**RECORD EXTRACTS**
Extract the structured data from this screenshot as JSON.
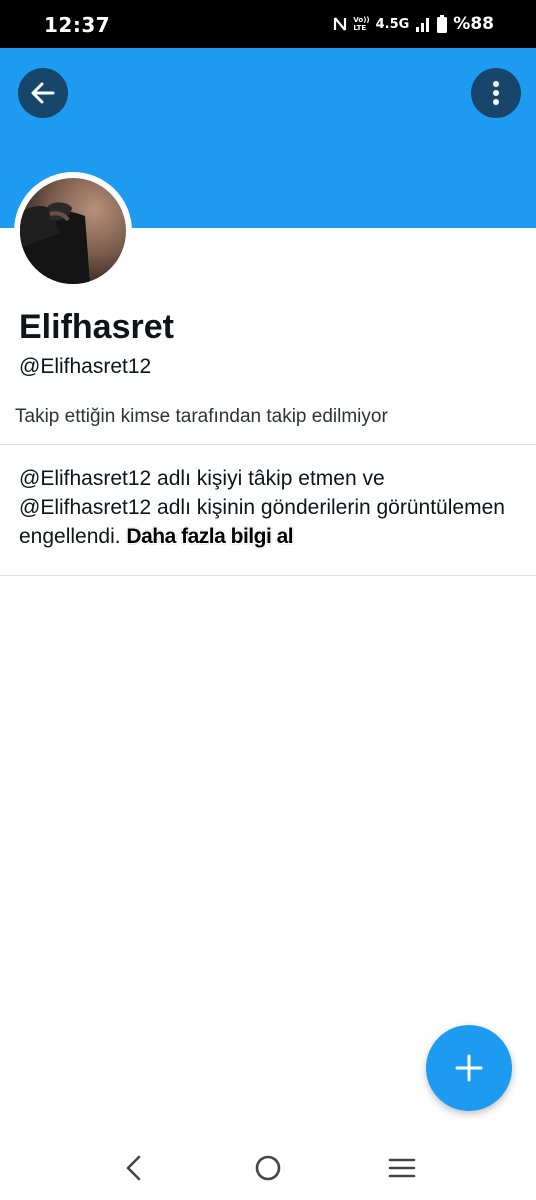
{
  "status_bar": {
    "time": "12:37",
    "volte_top": "Vo))",
    "volte_bottom": "LTE",
    "network": "4.5G",
    "battery": "%88",
    "icons": [
      "nfc-icon",
      "signal-icon",
      "battery-icon"
    ]
  },
  "header": {
    "back_icon": "arrow-left-icon",
    "more_icon": "more-vertical-icon",
    "banner_color": "#1d9bf0"
  },
  "profile": {
    "display_name": "Elifhasret",
    "handle": "@Elifhasret12",
    "follow_note": "Takip ettiğin kimse tarafından takip edilmiyor"
  },
  "block_notice": {
    "text": "@Elifhasret12 adlı kişiyi tâkip etmen ve @Elifhasret12 adlı kişinin gönderilerin görüntülemen engellendi. ",
    "link": "Daha fazla bilgi al"
  },
  "fab": {
    "icon": "plus-icon",
    "color": "#1d9bf0"
  },
  "nav_bar": {
    "icons": [
      "nav-back-icon",
      "nav-home-icon",
      "nav-recents-icon"
    ]
  }
}
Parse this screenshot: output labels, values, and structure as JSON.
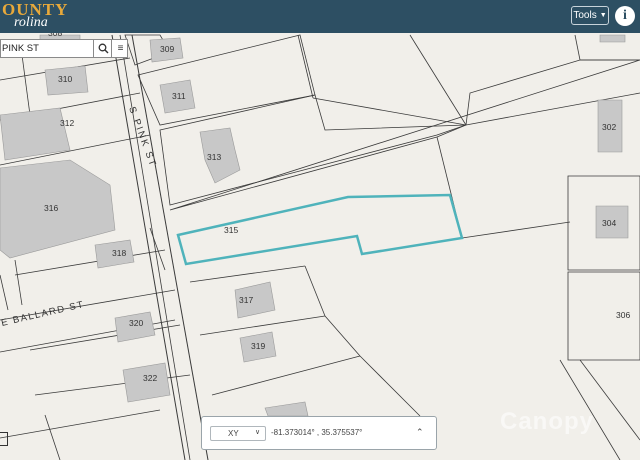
{
  "header": {
    "logo_top": "OUNTY",
    "logo_bottom": "rolina",
    "tools_label": "Tools",
    "info_glyph": "i"
  },
  "search": {
    "value": "PINK ST"
  },
  "map": {
    "streets": [
      "S PINK ST",
      "E BALLARD ST"
    ],
    "parcels": [
      "308",
      "309",
      "310",
      "311",
      "312",
      "313",
      "315",
      "316",
      "317",
      "318",
      "319",
      "320",
      "322",
      "302",
      "304",
      "306"
    ],
    "selected_parcel": "315",
    "selection_color": "#4fb3bb"
  },
  "coords": {
    "projection": "XY",
    "value": "-81.373014° , 35.375537°"
  },
  "watermark": "Canopy",
  "colors": {
    "header_bg": "#2d4f63",
    "logo_accent": "#e8a93a",
    "map_bg": "#f1efea",
    "building": "#c8c8c8"
  }
}
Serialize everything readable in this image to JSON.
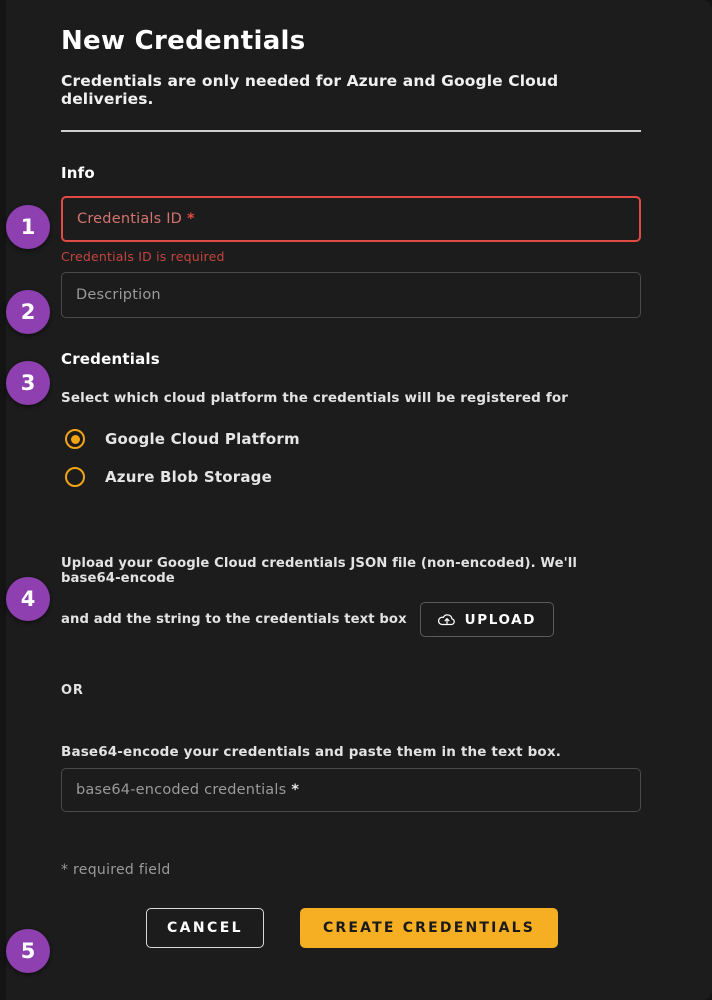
{
  "header": {
    "title": "New Credentials",
    "subtitle": "Credentials are only needed for Azure and Google Cloud deliveries."
  },
  "info_section": {
    "label": "Info",
    "credentials_id": {
      "placeholder": "Credentials ID",
      "required_marker": "*",
      "error": "Credentials ID is required"
    },
    "description": {
      "placeholder": "Description"
    }
  },
  "credentials_section": {
    "label": "Credentials",
    "instruction": "Select which cloud platform the credentials will be registered for",
    "options": [
      {
        "label": "Google Cloud Platform",
        "selected": true
      },
      {
        "label": "Azure Blob Storage",
        "selected": false
      }
    ]
  },
  "upload_section": {
    "line1": "Upload your Google Cloud credentials JSON file (non-encoded). We'll base64-encode",
    "line2": "and add the string to the credentials text box",
    "upload_button": "UPLOAD",
    "upload_icon": "cloud-upload-icon",
    "or": "OR"
  },
  "base64_section": {
    "label": "Base64-encode your credentials and paste them in the text box.",
    "placeholder": "base64-encoded credentials",
    "required_marker": "*"
  },
  "footer": {
    "required_note": "*  required field",
    "cancel_label": "CANCEL",
    "create_label": "CREATE CREDENTIALS"
  },
  "steps": [
    {
      "number": "1"
    },
    {
      "number": "2"
    },
    {
      "number": "3"
    },
    {
      "number": "4"
    },
    {
      "number": "5"
    }
  ],
  "colors": {
    "background": "#1c1c1c",
    "badge_purple": "#8e3fb0",
    "accent_amber": "#f6ae23",
    "error_red": "#e24b43",
    "border_gray": "#4a4a4a"
  }
}
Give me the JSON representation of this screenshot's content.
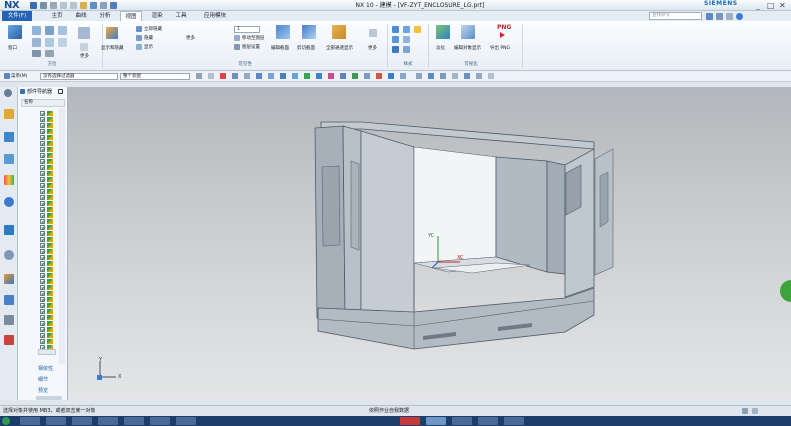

**TASK REQUIREMENTS**
Reply with one number only, the count of lines above that hold the string "Azure".

**REPLY TO THE EXERCISE**
2